STATED EXERCISE: Check each line of the material below for the string "Principles", then report how many lines have it, and nothing else.

(Saved entries)
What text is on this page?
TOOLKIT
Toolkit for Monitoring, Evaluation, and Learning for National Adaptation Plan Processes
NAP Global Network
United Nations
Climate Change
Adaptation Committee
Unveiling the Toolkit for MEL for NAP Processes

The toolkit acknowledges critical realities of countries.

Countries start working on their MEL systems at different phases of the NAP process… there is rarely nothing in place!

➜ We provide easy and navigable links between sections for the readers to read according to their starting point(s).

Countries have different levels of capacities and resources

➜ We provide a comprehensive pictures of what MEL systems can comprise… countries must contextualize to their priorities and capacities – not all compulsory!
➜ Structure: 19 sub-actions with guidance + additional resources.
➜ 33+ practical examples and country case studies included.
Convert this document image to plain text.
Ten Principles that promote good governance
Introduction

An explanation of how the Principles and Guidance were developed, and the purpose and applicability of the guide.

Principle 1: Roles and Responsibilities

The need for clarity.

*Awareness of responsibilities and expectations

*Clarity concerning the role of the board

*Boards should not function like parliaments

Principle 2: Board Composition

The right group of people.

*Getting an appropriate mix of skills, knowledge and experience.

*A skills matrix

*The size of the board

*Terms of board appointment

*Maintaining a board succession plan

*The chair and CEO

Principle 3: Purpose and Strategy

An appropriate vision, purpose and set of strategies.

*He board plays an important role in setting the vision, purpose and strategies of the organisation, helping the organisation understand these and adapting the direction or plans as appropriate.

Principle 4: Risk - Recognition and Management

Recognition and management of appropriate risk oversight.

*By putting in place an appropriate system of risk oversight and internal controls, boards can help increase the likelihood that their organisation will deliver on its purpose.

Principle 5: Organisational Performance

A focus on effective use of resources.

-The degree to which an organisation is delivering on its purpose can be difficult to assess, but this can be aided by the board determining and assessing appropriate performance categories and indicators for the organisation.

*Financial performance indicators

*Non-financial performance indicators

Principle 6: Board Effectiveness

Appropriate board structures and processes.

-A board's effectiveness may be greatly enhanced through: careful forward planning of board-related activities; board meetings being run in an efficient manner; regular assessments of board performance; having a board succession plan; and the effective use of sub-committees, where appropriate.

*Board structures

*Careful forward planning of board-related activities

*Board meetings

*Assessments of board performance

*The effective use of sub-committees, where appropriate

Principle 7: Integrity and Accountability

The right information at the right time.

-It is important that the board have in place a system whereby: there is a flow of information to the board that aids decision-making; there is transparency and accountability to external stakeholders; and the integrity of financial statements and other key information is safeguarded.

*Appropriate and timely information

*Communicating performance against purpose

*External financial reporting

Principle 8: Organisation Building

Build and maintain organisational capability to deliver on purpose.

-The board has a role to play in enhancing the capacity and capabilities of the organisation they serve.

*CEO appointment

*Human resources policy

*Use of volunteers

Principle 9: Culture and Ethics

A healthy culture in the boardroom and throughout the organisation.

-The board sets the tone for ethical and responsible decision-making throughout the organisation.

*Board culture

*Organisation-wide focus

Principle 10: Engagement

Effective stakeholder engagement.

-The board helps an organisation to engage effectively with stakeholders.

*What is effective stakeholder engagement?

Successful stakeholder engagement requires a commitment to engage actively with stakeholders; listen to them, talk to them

RESULT OF THE EXERCISE: 2